### ENTRIES PROVIDED:
++++++++
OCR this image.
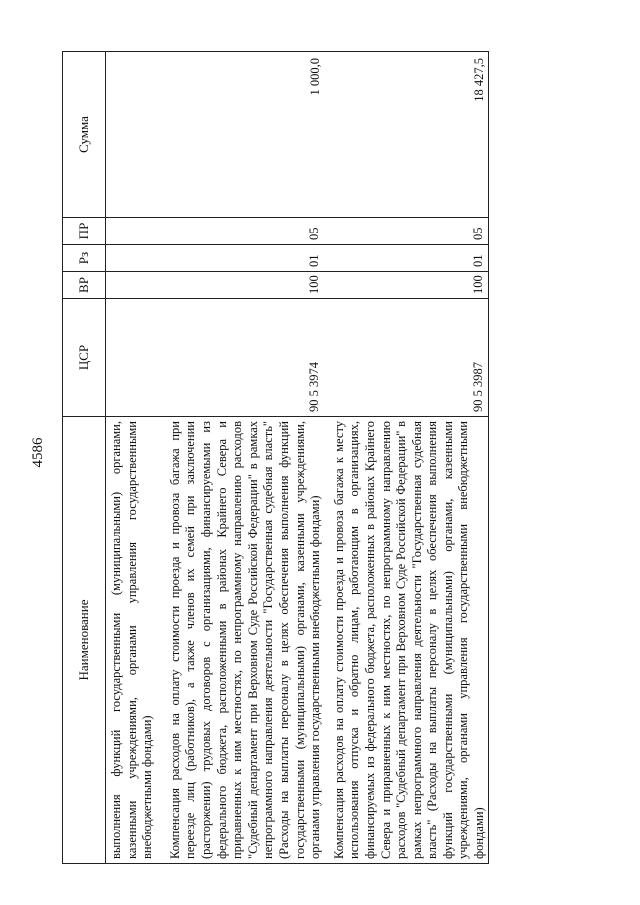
4586
Наименование	ЦСР	ВР	Рз	ПР	Сумма
выполнения функций государственными (муниципальными) органами, казенными учреждениями, органами управления государственными внебюджетными фондами)					
Компенсация расходов на оплату стоимости проезда и провоза багажа при переезде лиц (работников), а также членов их семей при заключении (расторжении) трудовых договоров с организациями, финансируемыми из федерального бюджета, расположенными в районах Крайнего Севера и приравненных к ним местностях, по непрограммному направлению расходов "Судебный департамент при Верховном Суде Российской Федерации" в рамках непрограммного направления деятельности "Государственная судебная власть" (Расходы на выплаты персоналу в целях обеспечения выполнения функций государственными (муниципальными) органами, казенными учреждениями, органами управления государственными внебюджетными фондами)	90 5 3974	100	01	05	1 000,0
Компенсация расходов на оплату стоимости проезда и провоза багажа к месту использования отпуска и обратно лицам, работающим в организациях, финансируемых из федерального бюджета, расположенных в районах Крайнего Севера и приравненных к ним местностях, по непрограммному направлению расходов "Судебный департамент при Верховном Суде Российской Федерации" в рамках непрограммного направления деятельности "Государственная судебная власть" (Расходы на выплаты персоналу в целях обеспечения выполнения функций государственными (муниципальными) органами, казенными учреждениями, органами управления государственными внебюджетными фондами)	90 5 3987	100	01	05	18 427,5
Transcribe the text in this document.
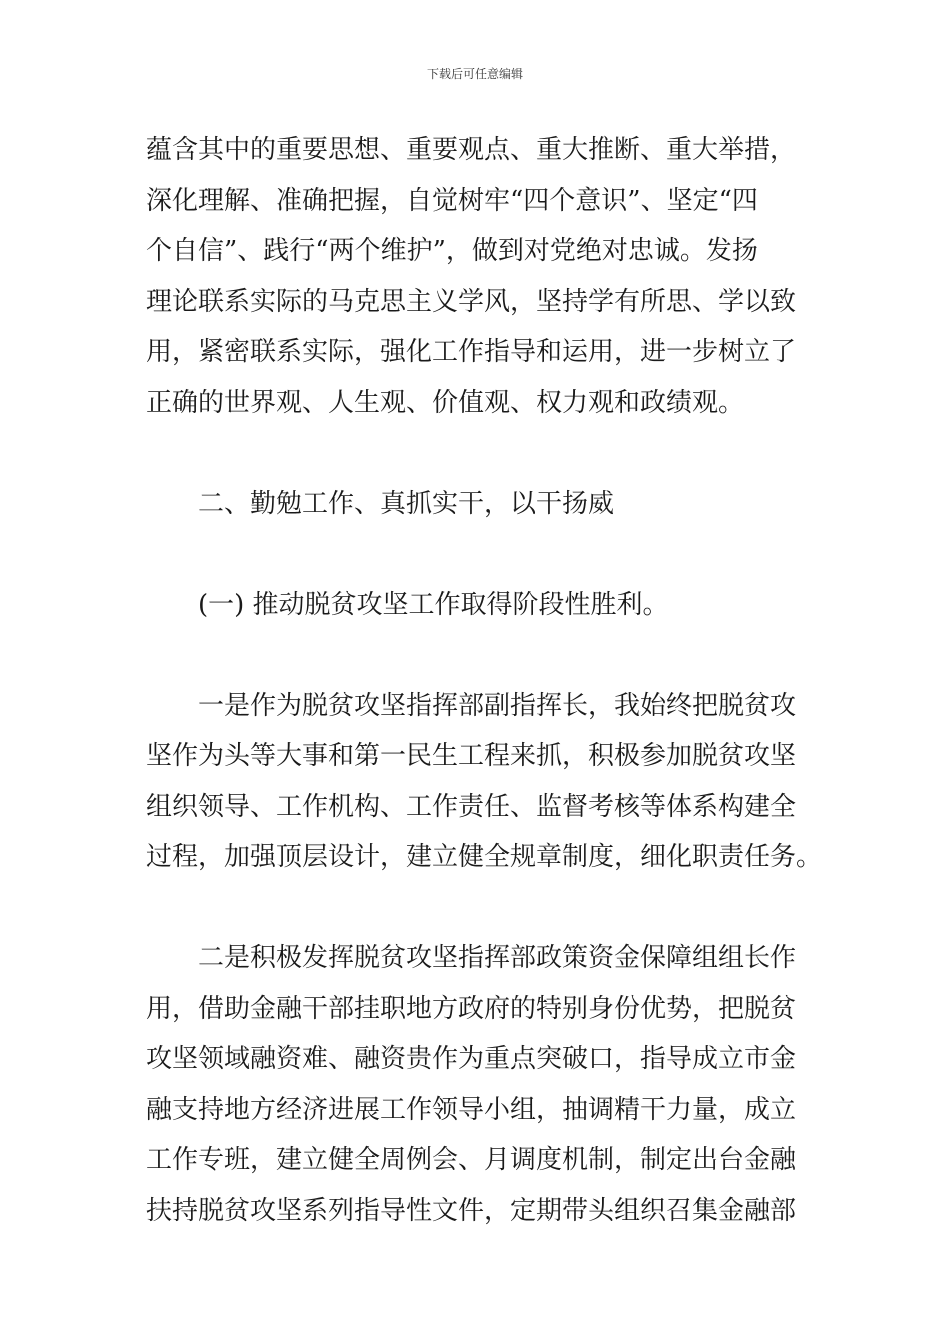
下载后可任意编辑
蕴含其中的重要思想、重要观点、重大推断、重大举措，
深化理解、准确把握，自觉树牢“四个意识”、坚定“四
个自信”、践行“两个维护”，做到对党绝对忠诚。发扬
理论联系实际的马克思主义学风，坚持学有所思、学以致
用，紧密联系实际，强化工作指导和运用，进一步树立了
正确的世界观、人生观、价值观、权力观和政绩观。
　　二、勤勉工作、真抓实干，以干扬威
　　(一) 推动脱贫攻坚工作取得阶段性胜利。
　　一是作为脱贫攻坚指挥部副指挥长，我始终把脱贫攻
坚作为头等大事和第一民生工程来抓，积极参加脱贫攻坚
组织领导、工作机构、工作责任、监督考核等体系构建全
过程，加强顶层设计，建立健全规章制度，细化职责任务。
　　二是积极发挥脱贫攻坚指挥部政策资金保障组组长作
用，借助金融干部挂职地方政府的特别身份优势，把脱贫
攻坚领域融资难、融资贵作为重点突破口，指导成立市金
融支持地方经济进展工作领导小组，抽调精干力量，成立
工作专班，建立健全周例会、月调度机制，制定出台金融
扶持脱贫攻坚系列指导性文件，定期带头组织召集金融部
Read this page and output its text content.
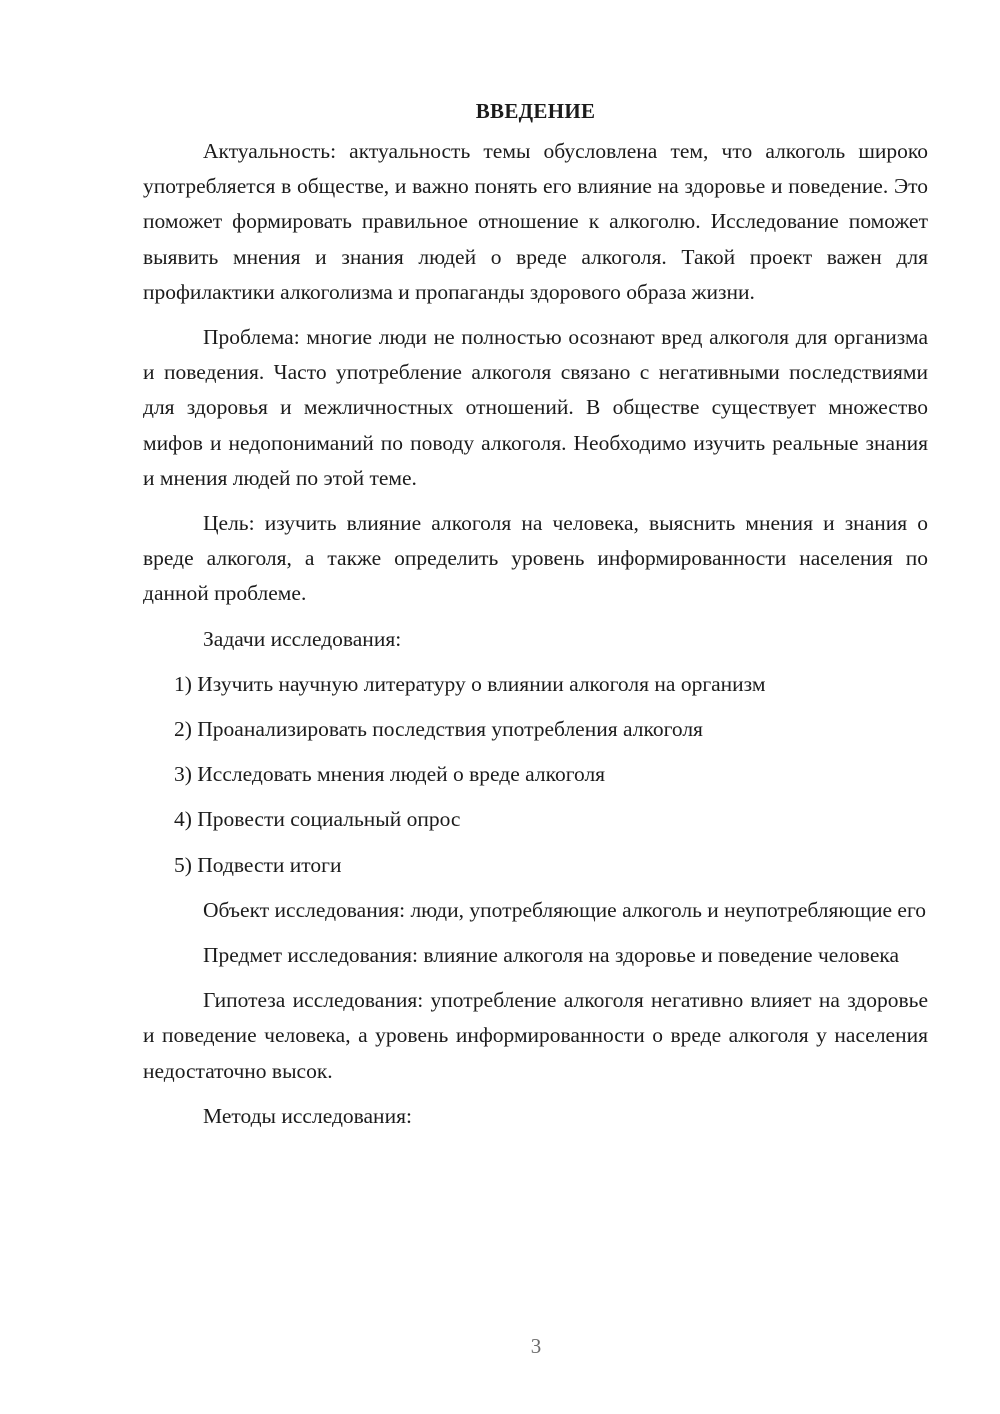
ВВЕДЕНИЕ

Актуальность: актуальность темы обусловлена тем, что алкоголь широко употребляется в обществе, и важно понять его влияние на здоровье и поведение. Это поможет формировать правильное отношение к алкоголю. Исследование поможет выявить мнения и знания людей о вреде алкоголя. Такой проект важен для профилактики алкоголизма и пропаганды здорового образа жизни.

Проблема: многие люди не полностью осознают вред алкоголя для организма и поведения. Часто употребление алкоголя связано с негативными последствиями для здоровья и межличностных отношений. В обществе существует множество мифов и недопониманий по поводу алкоголя. Необходимо изучить реальные знания и мнения людей по этой теме.

Цель: изучить влияние алкоголя на человека, выяснить мнения и знания о вреде алкоголя, а также определить уровень информированности населения по данной проблеме.

Задачи исследования:

1) Изучить научную литературу о влиянии алкоголя на организм
2) Проанализировать последствия употребления алкоголя
3) Исследовать мнения людей о вреде алкоголя
4) Провести социальный опрос
5) Подвести итоги

Объект исследования: люди, употребляющие алкоголь и неупотребляющие его

Предмет исследования: влияние алкоголя на здоровье и поведение человека

Гипотеза исследования: употребление алкоголя негативно влияет на здоровье и поведение человека, а уровень информированности о вреде алкоголя у населения недостаточно высок.

Методы исследования:

3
++++++++
### WHAT TO DO:
Repeat the material above in full and exactly, omitting the pictures.

### SOLUTION:
OCR this image.
4586
Наименование	ЦСР	ВР	Рз	ПР	Сумма
выполнения функций государственными (муниципальными) органами, казенными учреждениями, органами управления государственными внебюджетными фондами)					
Компенсация расходов на оплату стоимости проезда и провоза багажа при переезде лиц (работников), а также членов их семей при заключении (расторжении) трудовых договоров с организациями, финансируемыми из федерального бюджета, расположенными в районах Крайнего Севера и приравненных к ним местностях, по непрограммному направлению расходов "Судебный департамент при Верховном Суде Российской Федерации" в рамках непрограммного направления деятельности "Государственная судебная власть" (Расходы на выплаты персоналу в целях обеспечения выполнения функций государственными (муниципальными) органами, казенными учреждениями, органами управления государственными внебюджетными фондами)	90 5 3974	100	01	05	1 000,0
Компенсация расходов на оплату стоимости проезда и провоза багажа к месту использования отпуска и обратно лицам, работающим в организациях, финансируемых из федерального бюджета, расположенных в районах Крайнего Севера и приравненных к ним местностях, по непрограммному направлению расходов "Судебный департамент при Верховном Суде Российской Федерации" в рамках непрограммного направления деятельности "Государственная судебная власть" (Расходы на выплаты персоналу в целях обеспечения выполнения функций государственными (муниципальными) органами, казенными учреждениями, органами управления государственными внебюджетными фондами)	90 5 3987	100	01	05	18 427,5
Transcribe the text in this document.
下载后可任意编辑
蕴含其中的重要思想、重要观点、重大推断、重大举措，
深化理解、准确把握，自觉树牢“四个意识”、坚定“四
个自信”、践行“两个维护”，做到对党绝对忠诚。发扬
理论联系实际的马克思主义学风，坚持学有所思、学以致
用，紧密联系实际，强化工作指导和运用，进一步树立了
正确的世界观、人生观、价值观、权力观和政绩观。
　　二、勤勉工作、真抓实干，以干扬威
　　(一) 推动脱贫攻坚工作取得阶段性胜利。
　　一是作为脱贫攻坚指挥部副指挥长，我始终把脱贫攻
坚作为头等大事和第一民生工程来抓，积极参加脱贫攻坚
组织领导、工作机构、工作责任、监督考核等体系构建全
过程，加强顶层设计，建立健全规章制度，细化职责任务。
　　二是积极发挥脱贫攻坚指挥部政策资金保障组组长作
用，借助金融干部挂职地方政府的特别身份优势，把脱贫
攻坚领域融资难、融资贵作为重点突破口，指导成立市金
融支持地方经济进展工作领导小组，抽调精干力量，成立
工作专班，建立健全周例会、月调度机制，制定出台金融
扶持脱贫攻坚系列指导性文件，定期带头组织召集金融部
Read this page and output its text content.
ВВЕДЕНИЕ

Актуальность: актуальность темы обусловлена тем, что алкоголь широко употребляется в обществе, и важно понять его влияние на здоровье и поведение. Это поможет формировать правильное отношение к алкоголю. Исследование поможет выявить мнения и знания людей о вреде алкоголя. Такой проект важен для профилактики алкоголизма и пропаганды здорового образа жизни.

Проблема: многие люди не полностью осознают вред алкоголя для организма и поведения. Часто употребление алкоголя связано с негативными последствиями для здоровья и межличностных отношений. В обществе существует множество мифов и недопониманий по поводу алкоголя. Необходимо изучить реальные знания и мнения людей по этой теме.

Цель: изучить влияние алкоголя на человека, выяснить мнения и знания о вреде алкоголя, а также определить уровень информированности населения по данной проблеме.

Задачи исследования:

1) Изучить научную литературу о влиянии алкоголя на организм
2) Проанализировать последствия употребления алкоголя
3) Исследовать мнения людей о вреде алкоголя
4) Провести социальный опрос
5) Подвести итоги

Объект исследования: люди, употребляющие алкоголь и неупотребляющие его

Предмет исследования: влияние алкоголя на здоровье и поведение человека

Гипотеза исследования: употребление алкоголя негативно влияет на здоровье и поведение человека, а уровень информированности о вреде алкоголя у населения недостаточно высок.

Методы исследования:

3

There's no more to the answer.